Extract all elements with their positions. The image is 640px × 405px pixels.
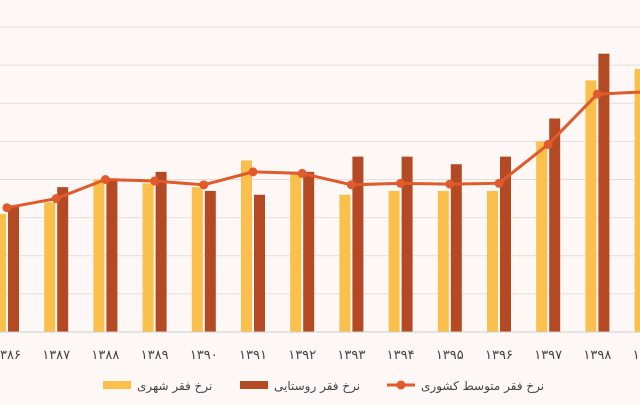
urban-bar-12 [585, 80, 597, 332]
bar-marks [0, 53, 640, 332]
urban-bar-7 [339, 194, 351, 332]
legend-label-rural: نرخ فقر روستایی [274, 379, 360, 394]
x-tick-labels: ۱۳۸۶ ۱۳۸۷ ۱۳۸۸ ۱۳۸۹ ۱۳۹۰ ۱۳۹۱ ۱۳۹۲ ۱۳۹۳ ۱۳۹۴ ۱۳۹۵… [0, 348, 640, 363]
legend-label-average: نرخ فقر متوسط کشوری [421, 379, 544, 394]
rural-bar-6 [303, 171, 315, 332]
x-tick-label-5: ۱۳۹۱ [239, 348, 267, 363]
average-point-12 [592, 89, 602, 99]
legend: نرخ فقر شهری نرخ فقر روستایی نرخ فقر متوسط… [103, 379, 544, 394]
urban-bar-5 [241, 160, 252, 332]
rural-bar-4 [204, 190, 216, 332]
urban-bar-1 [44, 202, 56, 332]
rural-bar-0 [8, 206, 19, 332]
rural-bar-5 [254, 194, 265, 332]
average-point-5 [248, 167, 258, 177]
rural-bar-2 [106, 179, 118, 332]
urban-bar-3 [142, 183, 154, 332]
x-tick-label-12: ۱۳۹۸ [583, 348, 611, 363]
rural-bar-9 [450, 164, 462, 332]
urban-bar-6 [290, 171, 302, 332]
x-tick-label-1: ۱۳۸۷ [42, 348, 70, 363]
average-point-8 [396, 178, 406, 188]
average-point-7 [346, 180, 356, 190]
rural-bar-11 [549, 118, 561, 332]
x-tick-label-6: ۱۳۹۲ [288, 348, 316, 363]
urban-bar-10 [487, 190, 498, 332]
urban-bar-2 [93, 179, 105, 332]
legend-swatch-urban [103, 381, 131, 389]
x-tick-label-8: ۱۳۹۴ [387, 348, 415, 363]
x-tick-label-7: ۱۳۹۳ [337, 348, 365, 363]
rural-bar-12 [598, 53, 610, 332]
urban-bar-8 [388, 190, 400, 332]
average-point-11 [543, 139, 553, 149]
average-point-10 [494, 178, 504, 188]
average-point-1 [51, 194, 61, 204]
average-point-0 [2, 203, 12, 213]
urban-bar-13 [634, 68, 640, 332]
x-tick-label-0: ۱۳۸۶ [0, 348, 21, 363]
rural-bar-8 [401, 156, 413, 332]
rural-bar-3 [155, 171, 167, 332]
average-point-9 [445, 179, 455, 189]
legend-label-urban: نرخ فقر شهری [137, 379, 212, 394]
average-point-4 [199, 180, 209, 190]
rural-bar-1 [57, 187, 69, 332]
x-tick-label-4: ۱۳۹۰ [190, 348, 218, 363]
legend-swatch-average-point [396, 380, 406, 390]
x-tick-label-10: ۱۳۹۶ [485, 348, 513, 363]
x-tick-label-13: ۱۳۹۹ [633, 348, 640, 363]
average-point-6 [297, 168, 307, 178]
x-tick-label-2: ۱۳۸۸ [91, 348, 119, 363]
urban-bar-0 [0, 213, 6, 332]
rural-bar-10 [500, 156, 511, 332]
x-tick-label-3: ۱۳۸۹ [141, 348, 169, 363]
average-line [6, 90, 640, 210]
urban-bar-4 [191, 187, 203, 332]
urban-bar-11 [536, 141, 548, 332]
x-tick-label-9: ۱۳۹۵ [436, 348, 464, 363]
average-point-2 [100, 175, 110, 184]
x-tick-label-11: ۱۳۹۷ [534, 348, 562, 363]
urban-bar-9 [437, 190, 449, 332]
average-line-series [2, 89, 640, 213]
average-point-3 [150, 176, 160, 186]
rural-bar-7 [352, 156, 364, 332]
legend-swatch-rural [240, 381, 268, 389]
⁂
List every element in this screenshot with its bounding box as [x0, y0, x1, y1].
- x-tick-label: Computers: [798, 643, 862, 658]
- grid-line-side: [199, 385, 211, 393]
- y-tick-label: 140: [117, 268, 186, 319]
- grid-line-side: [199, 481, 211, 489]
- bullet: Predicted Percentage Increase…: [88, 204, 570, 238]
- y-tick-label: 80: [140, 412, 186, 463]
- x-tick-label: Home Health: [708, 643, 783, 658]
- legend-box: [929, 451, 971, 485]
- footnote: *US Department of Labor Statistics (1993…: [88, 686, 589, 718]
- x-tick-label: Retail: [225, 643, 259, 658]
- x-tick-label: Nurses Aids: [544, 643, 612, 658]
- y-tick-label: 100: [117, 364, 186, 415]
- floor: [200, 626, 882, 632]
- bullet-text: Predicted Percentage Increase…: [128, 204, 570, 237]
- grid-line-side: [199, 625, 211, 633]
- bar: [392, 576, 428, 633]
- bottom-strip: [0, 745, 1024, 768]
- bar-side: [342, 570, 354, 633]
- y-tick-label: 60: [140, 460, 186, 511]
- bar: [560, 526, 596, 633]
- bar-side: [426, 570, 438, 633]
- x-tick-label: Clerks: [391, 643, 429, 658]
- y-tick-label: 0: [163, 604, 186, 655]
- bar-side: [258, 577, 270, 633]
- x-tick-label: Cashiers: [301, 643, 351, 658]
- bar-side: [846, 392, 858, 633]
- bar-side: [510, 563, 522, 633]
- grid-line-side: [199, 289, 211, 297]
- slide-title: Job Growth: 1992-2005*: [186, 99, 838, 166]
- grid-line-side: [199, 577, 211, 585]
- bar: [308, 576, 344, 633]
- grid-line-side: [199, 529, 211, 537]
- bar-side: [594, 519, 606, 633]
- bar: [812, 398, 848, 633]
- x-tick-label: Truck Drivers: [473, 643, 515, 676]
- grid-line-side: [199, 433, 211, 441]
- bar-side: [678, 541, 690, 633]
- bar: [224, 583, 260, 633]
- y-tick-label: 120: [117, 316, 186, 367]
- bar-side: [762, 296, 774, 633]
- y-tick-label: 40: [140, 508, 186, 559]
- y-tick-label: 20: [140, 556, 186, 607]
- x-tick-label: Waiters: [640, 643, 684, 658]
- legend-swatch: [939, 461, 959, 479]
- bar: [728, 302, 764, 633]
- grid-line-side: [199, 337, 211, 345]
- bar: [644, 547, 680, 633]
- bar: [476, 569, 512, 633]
⁂
In the first listing, repeat everything from the line containing "urban-bar-12 [585, 80, 597, 332]" down to the line containing "urban-bar-3 [142, 183, 154, 332]", both included.

* [SOLUTION FOR THIS EXERCISE]
urban-bar-12 [585, 80, 597, 332]
bar-marks [0, 53, 640, 332]
urban-bar-7 [339, 194, 351, 332]
legend-label-rural: نرخ فقر روستایی [274, 379, 360, 394]
x-tick-labels: ۱۳۸۶ ۱۳۸۷ ۱۳۸۸ ۱۳۸۹ ۱۳۹۰ ۱۳۹۱ ۱۳۹۲ ۱۳۹۳ ۱۳۹۴ ۱۳۹۵… [0, 348, 640, 363]
legend-label-average: نرخ فقر متوسط کشوری [421, 379, 544, 394]
rural-bar-6 [303, 171, 315, 332]
x-tick-label-5: ۱۳۹۱ [239, 348, 267, 363]
average-point-12 [592, 89, 602, 99]
legend: نرخ فقر شهری نرخ فقر روستایی نرخ فقر متوسط… [103, 379, 544, 394]
urban-bar-5 [241, 160, 252, 332]
rural-bar-4 [204, 190, 216, 332]
urban-bar-1 [44, 202, 56, 332]
rural-bar-0 [8, 206, 19, 332]
rural-bar-5 [254, 194, 265, 332]
average-point-5 [248, 167, 258, 177]
rural-bar-2 [106, 179, 118, 332]
urban-bar-3 [142, 183, 154, 332]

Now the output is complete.